(What the task asks):
Could you return each line from the one bearing "What text is on this page?" through the last line of the entries, exactly as it stands, with no pictures?

[Dataset entries]
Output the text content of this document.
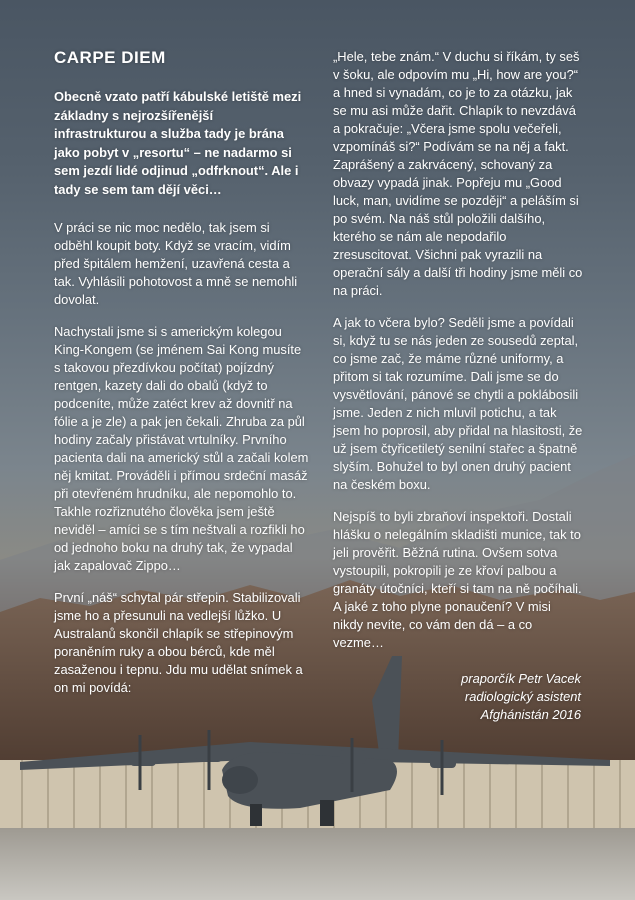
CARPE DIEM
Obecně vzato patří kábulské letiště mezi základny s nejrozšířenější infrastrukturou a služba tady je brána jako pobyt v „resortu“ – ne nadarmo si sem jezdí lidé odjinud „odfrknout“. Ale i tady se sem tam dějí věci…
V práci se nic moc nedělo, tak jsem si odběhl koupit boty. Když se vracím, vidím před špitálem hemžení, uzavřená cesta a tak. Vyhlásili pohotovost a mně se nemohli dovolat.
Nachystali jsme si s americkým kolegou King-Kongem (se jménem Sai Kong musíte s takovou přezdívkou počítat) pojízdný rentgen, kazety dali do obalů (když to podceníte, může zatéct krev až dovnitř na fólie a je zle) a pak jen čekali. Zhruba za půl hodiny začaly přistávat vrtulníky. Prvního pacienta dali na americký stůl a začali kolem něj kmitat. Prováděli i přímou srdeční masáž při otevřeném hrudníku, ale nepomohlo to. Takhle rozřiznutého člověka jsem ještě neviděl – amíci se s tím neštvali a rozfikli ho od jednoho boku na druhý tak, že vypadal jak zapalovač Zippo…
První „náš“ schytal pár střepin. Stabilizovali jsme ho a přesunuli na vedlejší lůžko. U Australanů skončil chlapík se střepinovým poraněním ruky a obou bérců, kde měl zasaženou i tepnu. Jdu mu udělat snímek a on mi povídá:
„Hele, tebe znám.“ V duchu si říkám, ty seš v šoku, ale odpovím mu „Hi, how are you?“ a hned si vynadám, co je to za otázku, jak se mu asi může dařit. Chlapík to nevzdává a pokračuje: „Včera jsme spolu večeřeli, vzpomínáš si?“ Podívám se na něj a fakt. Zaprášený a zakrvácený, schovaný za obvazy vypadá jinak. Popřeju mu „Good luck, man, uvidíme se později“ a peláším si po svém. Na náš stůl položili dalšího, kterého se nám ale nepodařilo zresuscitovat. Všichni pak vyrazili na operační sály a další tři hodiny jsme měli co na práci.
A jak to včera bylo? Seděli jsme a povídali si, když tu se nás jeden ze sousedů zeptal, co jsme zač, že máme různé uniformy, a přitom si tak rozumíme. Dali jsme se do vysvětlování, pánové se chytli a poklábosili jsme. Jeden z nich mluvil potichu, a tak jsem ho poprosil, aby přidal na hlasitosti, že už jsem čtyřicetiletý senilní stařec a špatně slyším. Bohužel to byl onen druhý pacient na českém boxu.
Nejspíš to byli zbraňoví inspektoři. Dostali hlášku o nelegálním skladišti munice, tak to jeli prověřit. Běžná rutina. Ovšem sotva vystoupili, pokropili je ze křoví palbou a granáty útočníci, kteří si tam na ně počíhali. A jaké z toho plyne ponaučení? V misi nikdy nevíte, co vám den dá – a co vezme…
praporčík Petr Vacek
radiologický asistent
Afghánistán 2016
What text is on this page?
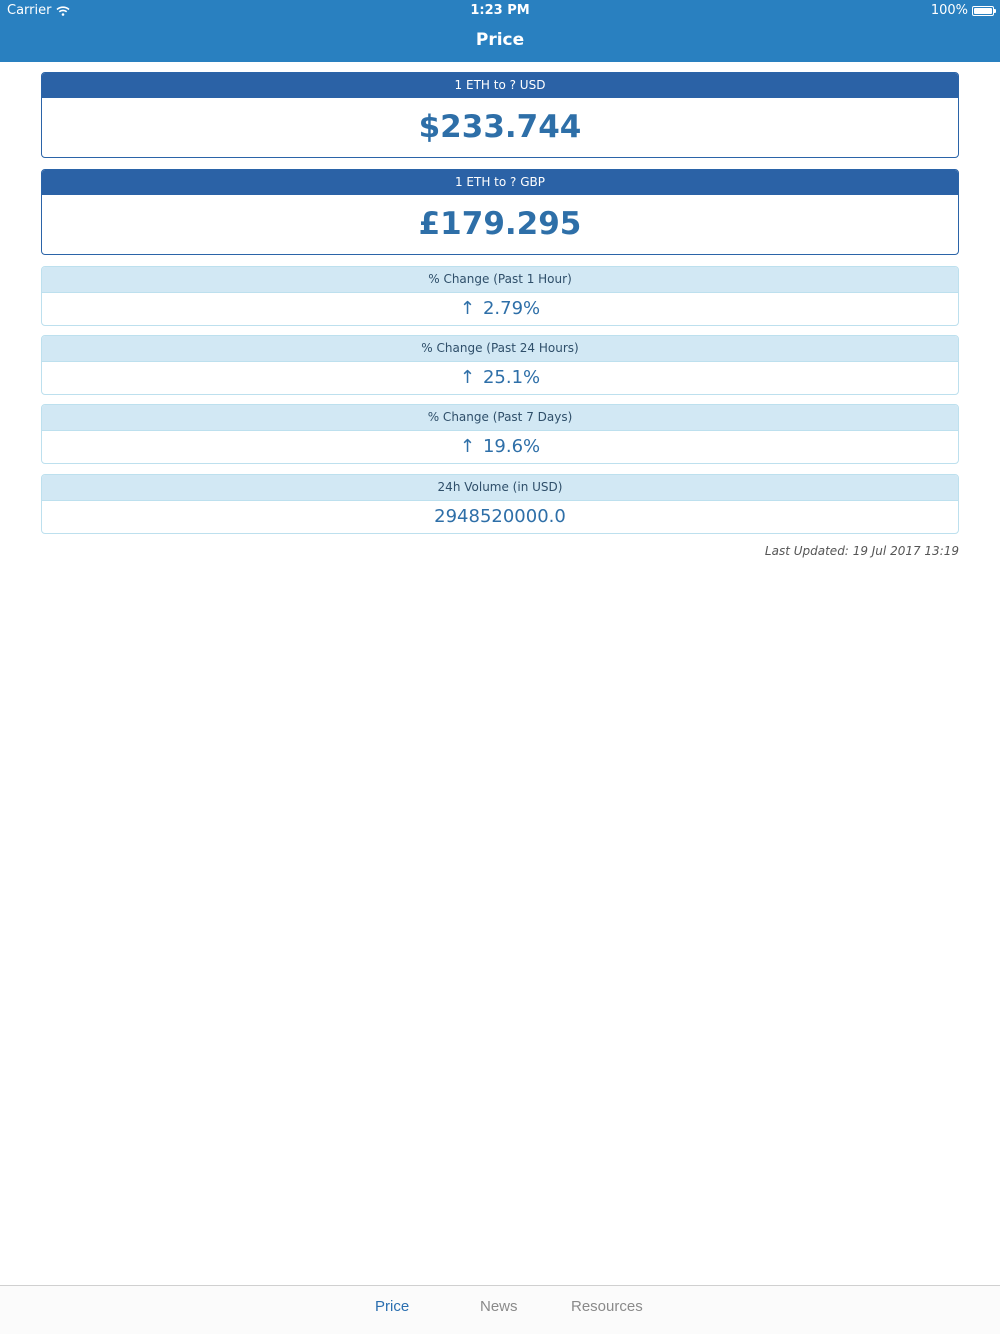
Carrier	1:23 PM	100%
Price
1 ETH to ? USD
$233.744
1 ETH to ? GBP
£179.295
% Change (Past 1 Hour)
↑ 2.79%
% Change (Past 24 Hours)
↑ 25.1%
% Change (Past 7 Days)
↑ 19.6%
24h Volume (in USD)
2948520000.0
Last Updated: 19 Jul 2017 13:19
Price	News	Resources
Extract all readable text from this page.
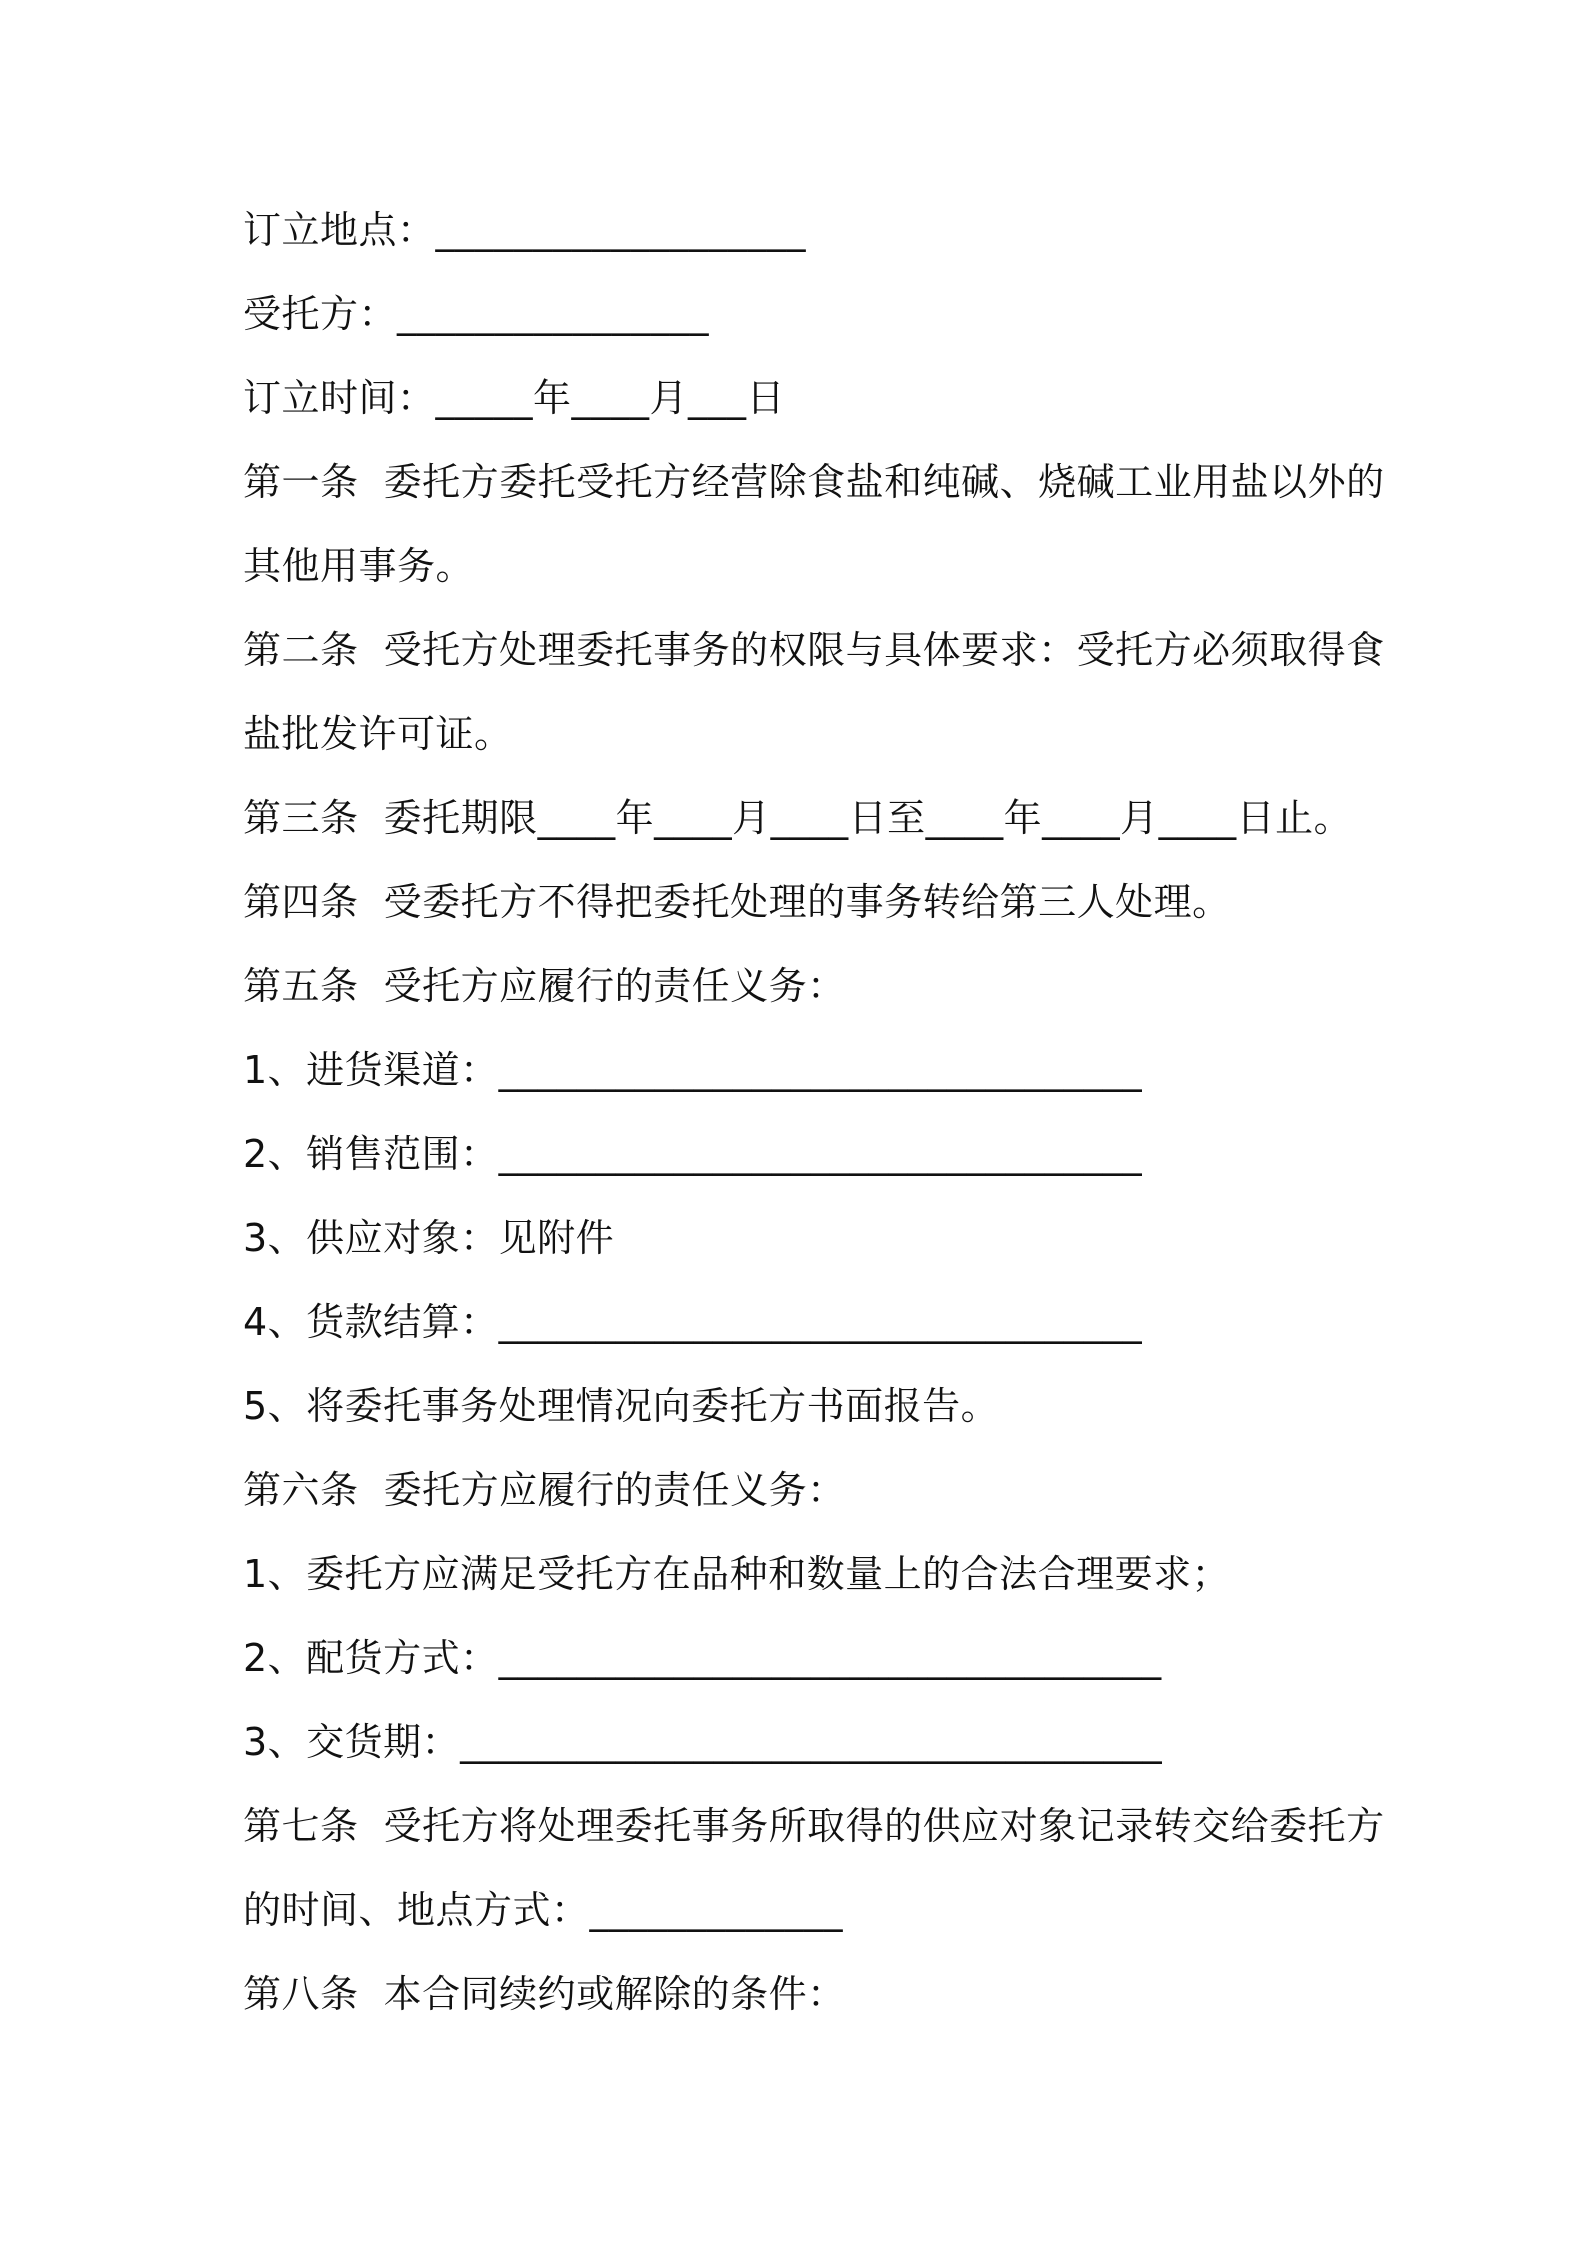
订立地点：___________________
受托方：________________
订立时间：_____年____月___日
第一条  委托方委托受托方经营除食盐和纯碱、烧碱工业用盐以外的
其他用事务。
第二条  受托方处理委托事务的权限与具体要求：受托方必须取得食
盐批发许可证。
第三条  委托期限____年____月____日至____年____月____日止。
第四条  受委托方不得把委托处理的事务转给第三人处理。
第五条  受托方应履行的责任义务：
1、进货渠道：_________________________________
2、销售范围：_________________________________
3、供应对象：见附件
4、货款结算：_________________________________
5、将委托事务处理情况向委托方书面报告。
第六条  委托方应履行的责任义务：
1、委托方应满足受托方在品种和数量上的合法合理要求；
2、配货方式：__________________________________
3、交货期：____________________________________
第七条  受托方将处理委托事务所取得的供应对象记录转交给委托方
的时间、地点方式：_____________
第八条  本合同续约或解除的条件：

(Task answer):
What text is on this page?
Carrier	1:23 PM	100%
Price
1 ETH to ? USD
$233.744
1 ETH to ? GBP
£179.295
% Change (Past 1 Hour)
↑ 2.79%
% Change (Past 24 Hours)
↑ 25.1%
% Change (Past 7 Days)
↑ 19.6%
24h Volume (in USD)
2948520000.0
Last Updated: 19 Jul 2017 13:19
Price	News	Resources
Extract all readable text from this page.
订立地点：___________________
受托方：________________
订立时间：_____年____月___日
第一条  委托方委托受托方经营除食盐和纯碱、烧碱工业用盐以外的
其他用事务。
第二条  受托方处理委托事务的权限与具体要求：受托方必须取得食
盐批发许可证。
第三条  委托期限____年____月____日至____年____月____日止。
第四条  受委托方不得把委托处理的事务转给第三人处理。
第五条  受托方应履行的责任义务：
1、进货渠道：_________________________________
2、销售范围：_________________________________
3、供应对象：见附件
4、货款结算：_________________________________
5、将委托事务处理情况向委托方书面报告。
第六条  委托方应履行的责任义务：
1、委托方应满足受托方在品种和数量上的合法合理要求；
2、配货方式：__________________________________
3、交货期：____________________________________
第七条  受托方将处理委托事务所取得的供应对象记录转交给委托方
的时间、地点方式：_____________
第八条  本合同续约或解除的条件：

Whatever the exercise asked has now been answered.